**Exercise task:** Wherever the string "true" occurs in a line of these records, report that line.

— Start of Input for this task —

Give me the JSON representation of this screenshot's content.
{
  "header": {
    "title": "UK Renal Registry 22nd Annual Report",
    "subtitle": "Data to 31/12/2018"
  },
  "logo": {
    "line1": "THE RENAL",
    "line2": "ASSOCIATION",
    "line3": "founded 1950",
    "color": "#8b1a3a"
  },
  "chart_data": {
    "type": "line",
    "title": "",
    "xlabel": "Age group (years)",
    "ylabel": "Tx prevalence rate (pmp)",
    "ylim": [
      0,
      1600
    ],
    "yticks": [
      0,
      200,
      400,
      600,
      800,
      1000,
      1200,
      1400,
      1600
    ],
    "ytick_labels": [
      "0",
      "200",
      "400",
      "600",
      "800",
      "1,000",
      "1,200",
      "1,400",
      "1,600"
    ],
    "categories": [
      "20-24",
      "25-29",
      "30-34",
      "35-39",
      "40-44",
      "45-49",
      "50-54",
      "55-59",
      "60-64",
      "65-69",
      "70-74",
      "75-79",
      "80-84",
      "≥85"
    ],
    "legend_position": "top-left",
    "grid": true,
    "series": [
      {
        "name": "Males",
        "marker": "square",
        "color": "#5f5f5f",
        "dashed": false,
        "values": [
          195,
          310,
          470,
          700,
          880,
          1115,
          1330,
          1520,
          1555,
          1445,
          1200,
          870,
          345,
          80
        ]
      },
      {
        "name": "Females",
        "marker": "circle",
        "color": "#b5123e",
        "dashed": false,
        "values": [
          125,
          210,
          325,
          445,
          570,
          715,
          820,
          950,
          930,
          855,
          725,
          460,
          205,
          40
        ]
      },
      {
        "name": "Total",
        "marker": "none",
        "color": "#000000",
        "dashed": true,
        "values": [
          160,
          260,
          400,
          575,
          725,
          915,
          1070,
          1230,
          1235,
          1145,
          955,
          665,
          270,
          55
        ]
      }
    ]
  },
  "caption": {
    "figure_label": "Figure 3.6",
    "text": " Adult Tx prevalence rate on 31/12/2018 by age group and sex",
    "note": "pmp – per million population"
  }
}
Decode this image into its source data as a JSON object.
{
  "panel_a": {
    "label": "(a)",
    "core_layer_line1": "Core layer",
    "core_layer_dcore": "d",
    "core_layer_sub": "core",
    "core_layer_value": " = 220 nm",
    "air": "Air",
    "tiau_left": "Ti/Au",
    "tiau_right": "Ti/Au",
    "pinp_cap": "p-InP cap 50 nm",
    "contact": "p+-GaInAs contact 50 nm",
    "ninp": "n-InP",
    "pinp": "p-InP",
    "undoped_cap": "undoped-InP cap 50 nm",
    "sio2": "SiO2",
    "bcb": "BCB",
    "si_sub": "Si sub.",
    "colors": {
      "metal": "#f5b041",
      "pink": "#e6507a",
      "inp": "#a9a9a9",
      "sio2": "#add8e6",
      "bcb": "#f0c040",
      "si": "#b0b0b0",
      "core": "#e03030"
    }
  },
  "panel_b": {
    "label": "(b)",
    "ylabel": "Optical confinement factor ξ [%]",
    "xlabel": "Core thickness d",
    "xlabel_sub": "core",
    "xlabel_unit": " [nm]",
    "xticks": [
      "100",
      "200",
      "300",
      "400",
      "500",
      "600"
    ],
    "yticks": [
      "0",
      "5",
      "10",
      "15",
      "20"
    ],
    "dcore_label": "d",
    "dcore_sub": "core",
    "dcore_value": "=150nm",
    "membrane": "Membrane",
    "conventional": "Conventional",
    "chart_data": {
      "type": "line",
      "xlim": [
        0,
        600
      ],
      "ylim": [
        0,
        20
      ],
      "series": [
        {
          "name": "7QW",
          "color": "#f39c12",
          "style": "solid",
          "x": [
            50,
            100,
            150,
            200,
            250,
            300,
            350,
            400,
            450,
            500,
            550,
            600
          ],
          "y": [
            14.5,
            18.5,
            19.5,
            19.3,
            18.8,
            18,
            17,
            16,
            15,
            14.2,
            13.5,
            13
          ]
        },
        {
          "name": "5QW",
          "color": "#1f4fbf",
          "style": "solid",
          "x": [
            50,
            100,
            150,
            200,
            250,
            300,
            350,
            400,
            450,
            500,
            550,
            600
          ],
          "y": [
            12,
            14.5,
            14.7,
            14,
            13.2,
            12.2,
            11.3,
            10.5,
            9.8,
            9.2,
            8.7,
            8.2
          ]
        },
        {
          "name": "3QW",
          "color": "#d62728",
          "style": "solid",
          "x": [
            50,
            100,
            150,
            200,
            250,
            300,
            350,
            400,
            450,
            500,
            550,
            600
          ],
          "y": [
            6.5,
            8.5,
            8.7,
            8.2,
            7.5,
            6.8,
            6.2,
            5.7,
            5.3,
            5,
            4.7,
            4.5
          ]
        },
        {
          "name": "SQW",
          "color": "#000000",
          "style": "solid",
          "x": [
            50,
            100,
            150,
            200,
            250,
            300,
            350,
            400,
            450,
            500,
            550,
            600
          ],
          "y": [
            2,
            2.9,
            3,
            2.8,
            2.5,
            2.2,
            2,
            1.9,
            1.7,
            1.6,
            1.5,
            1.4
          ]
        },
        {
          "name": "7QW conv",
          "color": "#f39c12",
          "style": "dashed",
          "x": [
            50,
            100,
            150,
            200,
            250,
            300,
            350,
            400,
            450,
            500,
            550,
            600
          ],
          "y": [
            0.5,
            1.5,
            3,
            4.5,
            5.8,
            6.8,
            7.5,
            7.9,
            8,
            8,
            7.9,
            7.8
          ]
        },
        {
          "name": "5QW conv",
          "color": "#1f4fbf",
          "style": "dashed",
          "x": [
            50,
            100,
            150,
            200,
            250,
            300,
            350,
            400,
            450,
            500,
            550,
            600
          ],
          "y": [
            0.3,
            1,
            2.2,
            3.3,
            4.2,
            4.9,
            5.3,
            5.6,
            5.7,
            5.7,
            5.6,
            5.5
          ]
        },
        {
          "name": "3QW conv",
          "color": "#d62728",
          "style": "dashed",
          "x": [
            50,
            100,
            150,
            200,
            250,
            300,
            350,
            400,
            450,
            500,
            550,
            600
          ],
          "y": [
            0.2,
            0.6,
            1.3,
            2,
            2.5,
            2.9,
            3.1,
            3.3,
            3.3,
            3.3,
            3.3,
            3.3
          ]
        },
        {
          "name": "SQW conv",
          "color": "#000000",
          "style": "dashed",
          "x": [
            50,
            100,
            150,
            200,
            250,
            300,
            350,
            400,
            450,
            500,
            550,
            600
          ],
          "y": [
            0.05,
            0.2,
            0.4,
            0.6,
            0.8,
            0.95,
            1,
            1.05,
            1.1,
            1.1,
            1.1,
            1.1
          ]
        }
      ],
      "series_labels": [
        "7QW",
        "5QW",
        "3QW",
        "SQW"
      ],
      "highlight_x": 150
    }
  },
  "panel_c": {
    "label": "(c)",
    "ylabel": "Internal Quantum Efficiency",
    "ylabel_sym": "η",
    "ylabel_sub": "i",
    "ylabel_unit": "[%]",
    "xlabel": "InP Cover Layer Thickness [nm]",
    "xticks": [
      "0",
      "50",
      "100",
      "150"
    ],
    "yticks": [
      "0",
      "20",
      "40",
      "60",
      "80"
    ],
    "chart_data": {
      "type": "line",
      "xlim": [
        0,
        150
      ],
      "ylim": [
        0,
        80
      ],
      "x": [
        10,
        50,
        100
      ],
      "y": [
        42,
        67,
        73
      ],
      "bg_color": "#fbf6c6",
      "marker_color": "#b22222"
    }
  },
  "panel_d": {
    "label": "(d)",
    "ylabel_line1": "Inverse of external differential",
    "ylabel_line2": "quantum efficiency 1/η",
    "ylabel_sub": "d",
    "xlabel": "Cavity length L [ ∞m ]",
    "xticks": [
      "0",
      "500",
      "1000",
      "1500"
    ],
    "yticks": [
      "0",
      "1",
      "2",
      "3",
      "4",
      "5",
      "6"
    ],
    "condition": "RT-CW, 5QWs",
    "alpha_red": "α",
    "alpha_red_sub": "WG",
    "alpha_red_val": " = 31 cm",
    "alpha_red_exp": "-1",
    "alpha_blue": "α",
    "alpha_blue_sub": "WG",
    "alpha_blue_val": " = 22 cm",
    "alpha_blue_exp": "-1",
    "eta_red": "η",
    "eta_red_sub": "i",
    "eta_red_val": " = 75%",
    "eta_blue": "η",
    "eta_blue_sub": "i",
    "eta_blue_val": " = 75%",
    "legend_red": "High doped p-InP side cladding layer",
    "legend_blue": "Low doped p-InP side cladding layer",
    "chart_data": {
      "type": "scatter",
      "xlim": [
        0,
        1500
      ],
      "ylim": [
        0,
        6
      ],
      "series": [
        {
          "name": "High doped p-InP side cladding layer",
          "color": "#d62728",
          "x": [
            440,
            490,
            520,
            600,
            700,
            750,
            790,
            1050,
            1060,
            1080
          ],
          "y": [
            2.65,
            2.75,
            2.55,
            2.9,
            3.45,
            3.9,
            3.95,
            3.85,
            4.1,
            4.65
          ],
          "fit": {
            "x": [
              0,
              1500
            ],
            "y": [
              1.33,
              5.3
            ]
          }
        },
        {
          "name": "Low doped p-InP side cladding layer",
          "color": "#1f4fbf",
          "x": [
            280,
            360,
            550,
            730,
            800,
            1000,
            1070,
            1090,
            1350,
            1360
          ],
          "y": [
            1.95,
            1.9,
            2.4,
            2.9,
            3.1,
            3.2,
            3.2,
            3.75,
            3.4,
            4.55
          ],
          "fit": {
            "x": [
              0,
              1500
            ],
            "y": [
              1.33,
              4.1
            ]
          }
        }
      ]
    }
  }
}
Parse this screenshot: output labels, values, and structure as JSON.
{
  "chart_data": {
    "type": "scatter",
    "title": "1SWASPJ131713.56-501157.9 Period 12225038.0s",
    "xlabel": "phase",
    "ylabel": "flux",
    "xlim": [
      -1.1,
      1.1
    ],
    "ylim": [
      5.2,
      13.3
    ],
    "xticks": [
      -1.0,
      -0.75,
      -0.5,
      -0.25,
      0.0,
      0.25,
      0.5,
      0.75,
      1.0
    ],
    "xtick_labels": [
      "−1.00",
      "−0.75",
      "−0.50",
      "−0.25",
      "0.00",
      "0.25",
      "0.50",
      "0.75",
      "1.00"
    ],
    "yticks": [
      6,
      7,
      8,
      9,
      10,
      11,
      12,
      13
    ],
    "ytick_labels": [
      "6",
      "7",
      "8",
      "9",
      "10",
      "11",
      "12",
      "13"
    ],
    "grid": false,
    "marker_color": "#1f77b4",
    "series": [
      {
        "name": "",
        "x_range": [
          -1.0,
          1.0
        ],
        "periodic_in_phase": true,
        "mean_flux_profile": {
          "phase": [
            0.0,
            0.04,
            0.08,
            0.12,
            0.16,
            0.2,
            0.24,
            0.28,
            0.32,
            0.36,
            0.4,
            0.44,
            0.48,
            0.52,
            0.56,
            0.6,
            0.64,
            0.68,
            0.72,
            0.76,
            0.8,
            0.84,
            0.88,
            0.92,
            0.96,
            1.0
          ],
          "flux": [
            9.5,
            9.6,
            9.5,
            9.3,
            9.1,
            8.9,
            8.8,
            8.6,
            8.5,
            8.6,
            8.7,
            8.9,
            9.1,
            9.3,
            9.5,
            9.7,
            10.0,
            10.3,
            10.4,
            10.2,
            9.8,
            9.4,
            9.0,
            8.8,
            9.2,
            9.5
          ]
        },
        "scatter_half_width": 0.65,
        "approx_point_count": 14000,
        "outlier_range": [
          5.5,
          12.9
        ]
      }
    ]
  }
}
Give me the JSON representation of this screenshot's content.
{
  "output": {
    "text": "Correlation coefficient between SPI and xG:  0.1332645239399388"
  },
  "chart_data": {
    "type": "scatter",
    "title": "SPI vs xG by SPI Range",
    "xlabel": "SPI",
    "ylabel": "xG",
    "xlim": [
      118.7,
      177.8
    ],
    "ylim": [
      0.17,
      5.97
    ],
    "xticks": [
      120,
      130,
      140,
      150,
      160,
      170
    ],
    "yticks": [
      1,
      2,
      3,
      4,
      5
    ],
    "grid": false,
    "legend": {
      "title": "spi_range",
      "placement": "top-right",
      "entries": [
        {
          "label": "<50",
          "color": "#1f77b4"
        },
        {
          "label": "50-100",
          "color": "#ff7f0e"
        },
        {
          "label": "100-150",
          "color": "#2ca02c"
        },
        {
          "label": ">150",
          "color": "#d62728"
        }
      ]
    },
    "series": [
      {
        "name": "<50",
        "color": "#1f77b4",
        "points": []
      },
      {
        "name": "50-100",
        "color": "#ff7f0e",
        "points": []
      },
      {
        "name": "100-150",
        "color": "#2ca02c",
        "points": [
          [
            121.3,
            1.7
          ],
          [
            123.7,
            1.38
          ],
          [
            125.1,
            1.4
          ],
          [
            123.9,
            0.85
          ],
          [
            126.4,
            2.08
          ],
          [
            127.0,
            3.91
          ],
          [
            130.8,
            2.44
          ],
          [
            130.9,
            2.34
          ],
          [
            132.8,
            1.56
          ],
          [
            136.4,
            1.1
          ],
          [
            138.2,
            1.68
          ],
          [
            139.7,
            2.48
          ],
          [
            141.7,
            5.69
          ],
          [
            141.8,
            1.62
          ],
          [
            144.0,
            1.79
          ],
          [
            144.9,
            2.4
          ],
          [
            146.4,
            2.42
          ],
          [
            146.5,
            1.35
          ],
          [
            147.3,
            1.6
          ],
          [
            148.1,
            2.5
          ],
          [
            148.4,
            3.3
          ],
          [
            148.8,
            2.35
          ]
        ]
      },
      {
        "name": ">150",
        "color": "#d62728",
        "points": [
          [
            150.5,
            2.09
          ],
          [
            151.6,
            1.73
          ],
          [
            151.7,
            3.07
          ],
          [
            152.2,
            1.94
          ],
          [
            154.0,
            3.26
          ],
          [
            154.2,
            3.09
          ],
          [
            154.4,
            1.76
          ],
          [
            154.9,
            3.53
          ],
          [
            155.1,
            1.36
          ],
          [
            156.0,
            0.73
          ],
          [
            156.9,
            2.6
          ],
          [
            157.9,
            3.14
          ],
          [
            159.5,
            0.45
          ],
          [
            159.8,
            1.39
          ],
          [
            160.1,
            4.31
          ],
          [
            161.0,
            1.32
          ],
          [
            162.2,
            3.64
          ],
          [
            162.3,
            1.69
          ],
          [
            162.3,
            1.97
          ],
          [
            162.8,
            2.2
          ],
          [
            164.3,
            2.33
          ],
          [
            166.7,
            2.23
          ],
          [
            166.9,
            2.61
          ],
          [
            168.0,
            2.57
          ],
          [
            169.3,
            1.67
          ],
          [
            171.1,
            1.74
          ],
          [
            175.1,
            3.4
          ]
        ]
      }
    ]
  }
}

— End of Input for this task —

**Result below:**
    "grid": true,
        "dashed": true,
        "periodic_in_phase": true,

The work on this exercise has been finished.